▶ GIVEN PROBLEM: Skip every picture and transcribe the remaining material exactly.

(Figure contents as structured data)

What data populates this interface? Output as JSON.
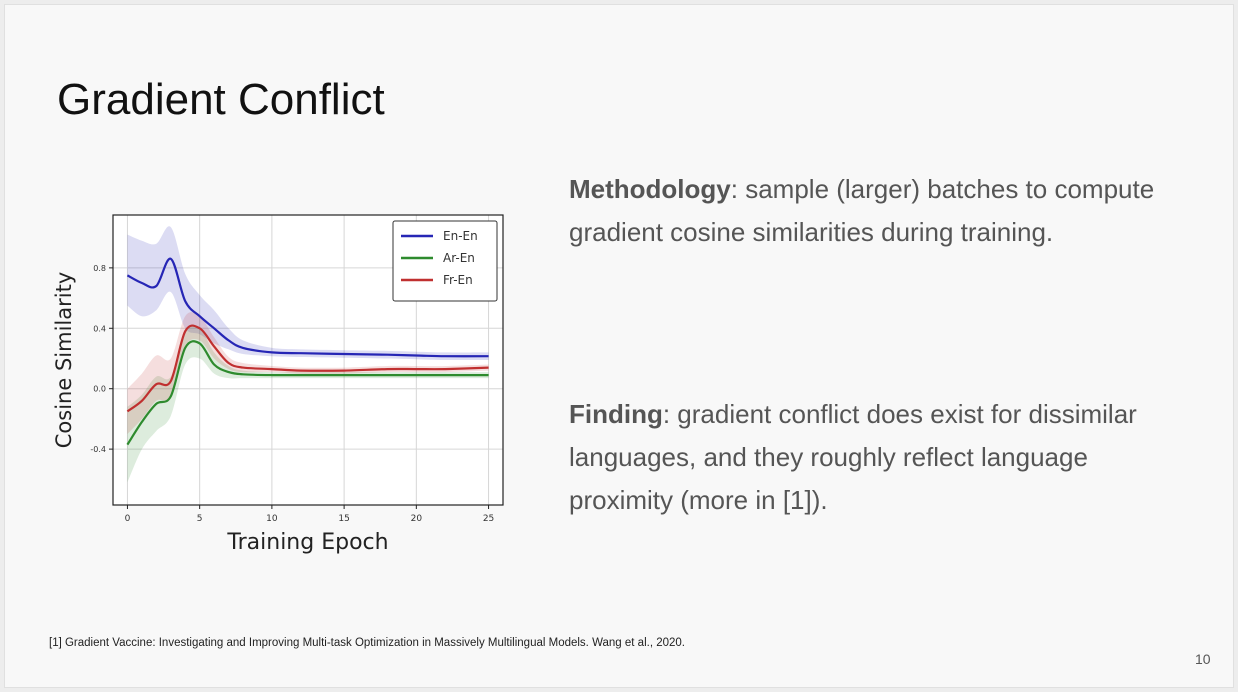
{
  "slide": {
    "title": "Gradient Conflict",
    "methodology": {
      "label": "Methodology",
      "text": ": sample (larger) batches to compute gradient cosine similarities during training."
    },
    "finding": {
      "label": "Finding",
      "text": ": gradient conflict does exist for dissimilar languages, and they roughly reflect language proximity (more in [1])."
    },
    "footnote": "[1] Gradient Vaccine: Investigating and Improving Multi-task Optimization in Massively Multilingual Models. Wang et al., 2020.",
    "page_number": "10"
  },
  "chart_data": {
    "type": "line",
    "title": "",
    "xlabel": "Training Epoch",
    "ylabel": "Cosine Similarity",
    "xlim": [
      -1,
      26
    ],
    "ylim": [
      -0.77,
      1.15
    ],
    "xticks": [
      0,
      5,
      10,
      15,
      20,
      25
    ],
    "yticks": [
      -0.4,
      0.0,
      0.4,
      0.8
    ],
    "ytick_labels": [
      "-0.4",
      "0.0",
      "0.4",
      "0.8"
    ],
    "grid": true,
    "legend_position": "top-right",
    "x": [
      0,
      1,
      2,
      3,
      4,
      5,
      6,
      7,
      8,
      10,
      12,
      15,
      18,
      20,
      22,
      25
    ],
    "series": [
      {
        "name": "En-En",
        "color": "#2626b5",
        "values": [
          0.75,
          0.7,
          0.68,
          0.86,
          0.58,
          0.48,
          0.4,
          0.32,
          0.27,
          0.24,
          0.235,
          0.23,
          0.225,
          0.22,
          0.215,
          0.215
        ],
        "lower": [
          0.55,
          0.48,
          0.52,
          0.64,
          0.4,
          0.36,
          0.3,
          0.26,
          0.23,
          0.215,
          0.21,
          0.205,
          0.2,
          0.195,
          0.19,
          0.19
        ],
        "upper": [
          1.02,
          0.98,
          0.96,
          1.07,
          0.76,
          0.62,
          0.52,
          0.4,
          0.32,
          0.27,
          0.26,
          0.255,
          0.25,
          0.245,
          0.24,
          0.24
        ]
      },
      {
        "name": "Ar-En",
        "color": "#2e8b2e",
        "values": [
          -0.37,
          -0.22,
          -0.1,
          -0.05,
          0.27,
          0.3,
          0.16,
          0.11,
          0.095,
          0.09,
          0.09,
          0.09,
          0.09,
          0.09,
          0.09,
          0.09
        ],
        "lower": [
          -0.62,
          -0.4,
          -0.28,
          -0.18,
          0.16,
          0.2,
          0.1,
          0.07,
          0.07,
          0.07,
          0.07,
          0.07,
          0.07,
          0.07,
          0.07,
          0.07
        ],
        "upper": [
          -0.12,
          -0.04,
          0.08,
          0.08,
          0.38,
          0.4,
          0.24,
          0.15,
          0.12,
          0.11,
          0.11,
          0.11,
          0.11,
          0.11,
          0.11,
          0.11
        ]
      },
      {
        "name": "Fr-En",
        "color": "#c03030",
        "values": [
          -0.15,
          -0.08,
          0.03,
          0.05,
          0.38,
          0.4,
          0.28,
          0.17,
          0.14,
          0.13,
          0.12,
          0.12,
          0.13,
          0.13,
          0.13,
          0.14
        ],
        "lower": [
          -0.3,
          -0.2,
          -0.08,
          -0.05,
          0.28,
          0.32,
          0.2,
          0.13,
          0.11,
          0.11,
          0.1,
          0.1,
          0.11,
          0.11,
          0.11,
          0.12
        ],
        "upper": [
          0.0,
          0.1,
          0.22,
          0.2,
          0.48,
          0.48,
          0.34,
          0.21,
          0.17,
          0.15,
          0.14,
          0.14,
          0.15,
          0.15,
          0.15,
          0.16
        ]
      }
    ]
  }
}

▶ COMPLETED EXERCISE:
What data populates this interface? Output as JSON.
{
  "slide": {
    "title": "Gradient Conflict",
    "methodology": {
      "label": "Methodology",
      "text": ": sample (larger) batches to compute gradient cosine similarities during training."
    },
    "finding": {
      "label": "Finding",
      "text": ": gradient conflict does exist for dissimilar languages, and they roughly reflect language proximity (more in [1])."
    },
    "footnote": "[1] Gradient Vaccine: Investigating and Improving Multi-task Optimization in Massively Multilingual Models. Wang et al., 2020.",
    "page_number": "10"
  },
  "chart_data": {
    "type": "line",
    "title": "",
    "xlabel": "Training Epoch",
    "ylabel": "Cosine Similarity",
    "xlim": [
      -1,
      26
    ],
    "ylim": [
      -0.77,
      1.15
    ],
    "xticks": [
      0,
      5,
      10,
      15,
      20,
      25
    ],
    "yticks": [
      -0.4,
      0.0,
      0.4,
      0.8
    ],
    "ytick_labels": [
      "-0.4",
      "0.0",
      "0.4",
      "0.8"
    ],
    "grid": true,
    "legend_position": "top-right",
    "x": [
      0,
      1,
      2,
      3,
      4,
      5,
      6,
      7,
      8,
      10,
      12,
      15,
      18,
      20,
      22,
      25
    ],
    "series": [
      {
        "name": "En-En",
        "color": "#2626b5",
        "values": [
          0.75,
          0.7,
          0.68,
          0.86,
          0.58,
          0.48,
          0.4,
          0.32,
          0.27,
          0.24,
          0.235,
          0.23,
          0.225,
          0.22,
          0.215,
          0.215
        ],
        "lower": [
          0.55,
          0.48,
          0.52,
          0.64,
          0.4,
          0.36,
          0.3,
          0.26,
          0.23,
          0.215,
          0.21,
          0.205,
          0.2,
          0.195,
          0.19,
          0.19
        ],
        "upper": [
          1.02,
          0.98,
          0.96,
          1.07,
          0.76,
          0.62,
          0.52,
          0.4,
          0.32,
          0.27,
          0.26,
          0.255,
          0.25,
          0.245,
          0.24,
          0.24
        ]
      },
      {
        "name": "Ar-En",
        "color": "#2e8b2e",
        "values": [
          -0.37,
          -0.22,
          -0.1,
          -0.05,
          0.27,
          0.3,
          0.16,
          0.11,
          0.095,
          0.09,
          0.09,
          0.09,
          0.09,
          0.09,
          0.09,
          0.09
        ],
        "lower": [
          -0.62,
          -0.4,
          -0.28,
          -0.18,
          0.16,
          0.2,
          0.1,
          0.07,
          0.07,
          0.07,
          0.07,
          0.07,
          0.07,
          0.07,
          0.07,
          0.07
        ],
        "upper": [
          -0.12,
          -0.04,
          0.08,
          0.08,
          0.38,
          0.4,
          0.24,
          0.15,
          0.12,
          0.11,
          0.11,
          0.11,
          0.11,
          0.11,
          0.11,
          0.11
        ]
      },
      {
        "name": "Fr-En",
        "color": "#c03030",
        "values": [
          -0.15,
          -0.08,
          0.03,
          0.05,
          0.38,
          0.4,
          0.28,
          0.17,
          0.14,
          0.13,
          0.12,
          0.12,
          0.13,
          0.13,
          0.13,
          0.14
        ],
        "lower": [
          -0.3,
          -0.2,
          -0.08,
          -0.05,
          0.28,
          0.32,
          0.2,
          0.13,
          0.11,
          0.11,
          0.1,
          0.1,
          0.11,
          0.11,
          0.11,
          0.12
        ],
        "upper": [
          0.0,
          0.1,
          0.22,
          0.2,
          0.48,
          0.48,
          0.34,
          0.21,
          0.17,
          0.15,
          0.14,
          0.14,
          0.15,
          0.15,
          0.15,
          0.16
        ]
      }
    ]
  }
}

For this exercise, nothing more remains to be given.